» **STATED GOAL**
Print the listing below exactly.

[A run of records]
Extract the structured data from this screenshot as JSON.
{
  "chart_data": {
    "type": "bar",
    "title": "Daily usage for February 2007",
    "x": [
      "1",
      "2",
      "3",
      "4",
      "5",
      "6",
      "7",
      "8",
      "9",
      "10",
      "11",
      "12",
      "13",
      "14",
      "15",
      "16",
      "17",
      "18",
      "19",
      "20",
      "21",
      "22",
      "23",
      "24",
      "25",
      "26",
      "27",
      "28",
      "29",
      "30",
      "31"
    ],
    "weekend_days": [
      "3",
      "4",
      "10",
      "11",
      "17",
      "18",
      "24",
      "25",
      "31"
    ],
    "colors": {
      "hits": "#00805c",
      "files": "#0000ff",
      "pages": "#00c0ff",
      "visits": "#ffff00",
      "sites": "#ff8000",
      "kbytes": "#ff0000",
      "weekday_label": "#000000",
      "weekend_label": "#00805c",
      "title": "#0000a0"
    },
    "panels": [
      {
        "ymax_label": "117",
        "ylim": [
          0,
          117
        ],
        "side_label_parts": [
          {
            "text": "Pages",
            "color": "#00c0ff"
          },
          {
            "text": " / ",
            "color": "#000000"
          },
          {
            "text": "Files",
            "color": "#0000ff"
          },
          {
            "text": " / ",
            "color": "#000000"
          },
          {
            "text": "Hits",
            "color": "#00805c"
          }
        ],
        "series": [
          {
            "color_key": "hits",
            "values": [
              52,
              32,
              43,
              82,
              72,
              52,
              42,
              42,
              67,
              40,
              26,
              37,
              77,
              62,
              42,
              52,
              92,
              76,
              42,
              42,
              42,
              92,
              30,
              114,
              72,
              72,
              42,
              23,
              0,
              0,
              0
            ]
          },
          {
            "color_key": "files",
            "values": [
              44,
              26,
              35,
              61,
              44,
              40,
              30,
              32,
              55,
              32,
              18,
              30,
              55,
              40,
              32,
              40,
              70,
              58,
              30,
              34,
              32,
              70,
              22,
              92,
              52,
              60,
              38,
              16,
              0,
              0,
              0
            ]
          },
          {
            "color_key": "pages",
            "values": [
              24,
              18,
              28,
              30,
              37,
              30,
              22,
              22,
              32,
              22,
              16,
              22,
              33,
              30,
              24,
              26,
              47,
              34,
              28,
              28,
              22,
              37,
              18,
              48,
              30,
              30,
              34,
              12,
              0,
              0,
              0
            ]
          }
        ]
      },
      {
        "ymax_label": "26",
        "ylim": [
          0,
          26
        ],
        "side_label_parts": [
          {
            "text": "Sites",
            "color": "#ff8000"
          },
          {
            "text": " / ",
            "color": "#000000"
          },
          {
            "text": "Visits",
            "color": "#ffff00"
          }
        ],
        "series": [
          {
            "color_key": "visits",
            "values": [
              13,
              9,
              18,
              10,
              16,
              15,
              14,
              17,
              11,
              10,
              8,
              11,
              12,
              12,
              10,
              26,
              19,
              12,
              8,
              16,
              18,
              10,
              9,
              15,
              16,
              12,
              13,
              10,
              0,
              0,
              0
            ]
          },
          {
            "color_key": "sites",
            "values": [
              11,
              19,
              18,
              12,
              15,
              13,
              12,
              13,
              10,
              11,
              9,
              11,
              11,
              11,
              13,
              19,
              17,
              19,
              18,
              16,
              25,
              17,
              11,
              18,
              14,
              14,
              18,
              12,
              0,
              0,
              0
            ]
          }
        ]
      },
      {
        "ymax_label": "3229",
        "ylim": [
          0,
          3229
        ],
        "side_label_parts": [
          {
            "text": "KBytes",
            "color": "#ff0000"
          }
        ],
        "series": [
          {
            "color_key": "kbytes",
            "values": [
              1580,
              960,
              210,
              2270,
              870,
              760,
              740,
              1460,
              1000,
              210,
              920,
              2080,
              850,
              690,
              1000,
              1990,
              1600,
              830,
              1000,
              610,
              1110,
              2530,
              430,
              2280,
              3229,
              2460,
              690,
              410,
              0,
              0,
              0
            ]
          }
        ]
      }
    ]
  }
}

» **SOLUTION FOR THIS PROBLEM**
Extract the structured data from this screenshot as JSON.
{
  "chart_data": {
    "type": "bar",
    "title": "Daily usage for February 2007",
    "x": [
      "1",
      "2",
      "3",
      "4",
      "5",
      "6",
      "7",
      "8",
      "9",
      "10",
      "11",
      "12",
      "13",
      "14",
      "15",
      "16",
      "17",
      "18",
      "19",
      "20",
      "21",
      "22",
      "23",
      "24",
      "25",
      "26",
      "27",
      "28",
      "29",
      "30",
      "31"
    ],
    "weekend_days": [
      "3",
      "4",
      "10",
      "11",
      "17",
      "18",
      "24",
      "25",
      "31"
    ],
    "colors": {
      "hits": "#00805c",
      "files": "#0000ff",
      "pages": "#00c0ff",
      "visits": "#ffff00",
      "sites": "#ff8000",
      "kbytes": "#ff0000",
      "weekday_label": "#000000",
      "weekend_label": "#00805c",
      "title": "#0000a0"
    },
    "panels": [
      {
        "ymax_label": "117",
        "ylim": [
          0,
          117
        ],
        "side_label_parts": [
          {
            "text": "Pages",
            "color": "#00c0ff"
          },
          {
            "text": " / ",
            "color": "#000000"
          },
          {
            "text": "Files",
            "color": "#0000ff"
          },
          {
            "text": " / ",
            "color": "#000000"
          },
          {
            "text": "Hits",
            "color": "#00805c"
          }
        ],
        "series": [
          {
            "color_key": "hits",
            "values": [
              52,
              32,
              43,
              82,
              72,
              52,
              42,
              42,
              67,
              40,
              26,
              37,
              77,
              62,
              42,
              52,
              92,
              76,
              42,
              42,
              42,
              92,
              30,
              114,
              72,
              72,
              42,
              23,
              0,
              0,
              0
            ]
          },
          {
            "color_key": "files",
            "values": [
              44,
              26,
              35,
              61,
              44,
              40,
              30,
              32,
              55,
              32,
              18,
              30,
              55,
              40,
              32,
              40,
              70,
              58,
              30,
              34,
              32,
              70,
              22,
              92,
              52,
              60,
              38,
              16,
              0,
              0,
              0
            ]
          },
          {
            "color_key": "pages",
            "values": [
              24,
              18,
              28,
              30,
              37,
              30,
              22,
              22,
              32,
              22,
              16,
              22,
              33,
              30,
              24,
              26,
              47,
              34,
              28,
              28,
              22,
              37,
              18,
              48,
              30,
              30,
              34,
              12,
              0,
              0,
              0
            ]
          }
        ]
      },
      {
        "ymax_label": "26",
        "ylim": [
          0,
          26
        ],
        "side_label_parts": [
          {
            "text": "Sites",
            "color": "#ff8000"
          },
          {
            "text": " / ",
            "color": "#000000"
          },
          {
            "text": "Visits",
            "color": "#ffff00"
          }
        ],
        "series": [
          {
            "color_key": "visits",
            "values": [
              13,
              9,
              18,
              10,
              16,
              15,
              14,
              17,
              11,
              10,
              8,
              11,
              12,
              12,
              10,
              26,
              19,
              12,
              8,
              16,
              18,
              10,
              9,
              15,
              16,
              12,
              13,
              10,
              0,
              0,
              0
            ]
          },
          {
            "color_key": "sites",
            "values": [
              11,
              19,
              18,
              12,
              15,
              13,
              12,
              13,
              10,
              11,
              9,
              11,
              11,
              11,
              13,
              19,
              17,
              19,
              18,
              16,
              25,
              17,
              11,
              18,
              14,
              14,
              18,
              12,
              0,
              0,
              0
            ]
          }
        ]
      },
      {
        "ymax_label": "3229",
        "ylim": [
          0,
          3229
        ],
        "side_label_parts": [
          {
            "text": "KBytes",
            "color": "#ff0000"
          }
        ],
        "series": [
          {
            "color_key": "kbytes",
            "values": [
              1580,
              960,
              210,
              2270,
              870,
              760,
              740,
              1460,
              1000,
              210,
              920,
              2080,
              850,
              690,
              1000,
              1990,
              1600,
              830,
              1000,
              610,
              1110,
              2530,
              430,
              2280,
              3229,
              2460,
              690,
              410,
              0,
              0,
              0
            ]
          }
        ]
      }
    ]
  }
}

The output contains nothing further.